§ DATASET EXCERPTS:
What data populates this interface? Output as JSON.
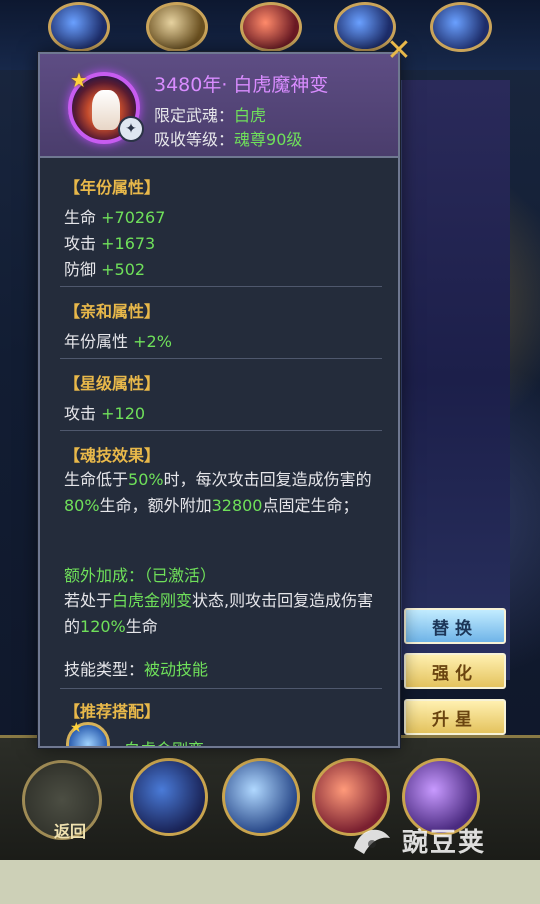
{
  "ring": {
    "title": "3480年· 白虎魔神变",
    "limited_label": "限定武魂：",
    "limited_value": "白虎",
    "absorb_label": "吸收等级：",
    "absorb_value": "魂尊90级"
  },
  "year_attr": {
    "heading": "【年份属性】",
    "stats": [
      {
        "label": "生命",
        "value": "+70267"
      },
      {
        "label": "攻击",
        "value": "+1673"
      },
      {
        "label": "防御",
        "value": "+502"
      }
    ]
  },
  "affinity": {
    "heading": "【亲和属性】",
    "label": "年份属性",
    "value": "+2%"
  },
  "star_attr": {
    "heading": "【星级属性】",
    "label": "攻击",
    "value": "+120"
  },
  "skill_effect": {
    "heading": "【魂技效果】",
    "d1": "生命低于",
    "d2": "50%",
    "d3": "时，每次攻击回复造成伤害的",
    "d4": "80%",
    "d5": "生命，额外附加",
    "d6": "32800",
    "d7": "点固定生命；",
    "bonus_line": "额外加成：（已激活）",
    "e1": "若处于",
    "e2": "白虎金刚变",
    "e3": "状态,则攻击回复造成伤害的",
    "e4": "120%",
    "e5": "生命",
    "type_label": "技能类型：",
    "type_value": "被动技能"
  },
  "recommend": {
    "heading": "【推荐搭配】",
    "item_name": "白虎金刚变"
  },
  "buttons": {
    "replace": "替换",
    "enhance": "强化",
    "star_up": "升星",
    "back": "返回"
  },
  "watermark": "豌豆荚",
  "colors": {
    "title_purple": "#d98cff",
    "value_green": "#6fe05a",
    "heading_gold": "#e8b84a"
  }
}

§ GIVEN PROBLEM: Every line of the data should be copied as it stands, without the images.

§ ANSWER:
What data populates this interface? Output as JSON.
{
  "ring": {
    "title": "3480年· 白虎魔神变",
    "limited_label": "限定武魂：",
    "limited_value": "白虎",
    "absorb_label": "吸收等级：",
    "absorb_value": "魂尊90级"
  },
  "year_attr": {
    "heading": "【年份属性】",
    "stats": [
      {
        "label": "生命",
        "value": "+70267"
      },
      {
        "label": "攻击",
        "value": "+1673"
      },
      {
        "label": "防御",
        "value": "+502"
      }
    ]
  },
  "affinity": {
    "heading": "【亲和属性】",
    "label": "年份属性",
    "value": "+2%"
  },
  "star_attr": {
    "heading": "【星级属性】",
    "label": "攻击",
    "value": "+120"
  },
  "skill_effect": {
    "heading": "【魂技效果】",
    "d1": "生命低于",
    "d2": "50%",
    "d3": "时，每次攻击回复造成伤害的",
    "d4": "80%",
    "d5": "生命，额外附加",
    "d6": "32800",
    "d7": "点固定生命；",
    "bonus_line": "额外加成：（已激活）",
    "e1": "若处于",
    "e2": "白虎金刚变",
    "e3": "状态,则攻击回复造成伤害的",
    "e4": "120%",
    "e5": "生命",
    "type_label": "技能类型：",
    "type_value": "被动技能"
  },
  "recommend": {
    "heading": "【推荐搭配】",
    "item_name": "白虎金刚变"
  },
  "buttons": {
    "replace": "替换",
    "enhance": "强化",
    "star_up": "升星",
    "back": "返回"
  },
  "watermark": "豌豆荚",
  "colors": {
    "title_purple": "#d98cff",
    "value_green": "#6fe05a",
    "heading_gold": "#e8b84a"
  }
}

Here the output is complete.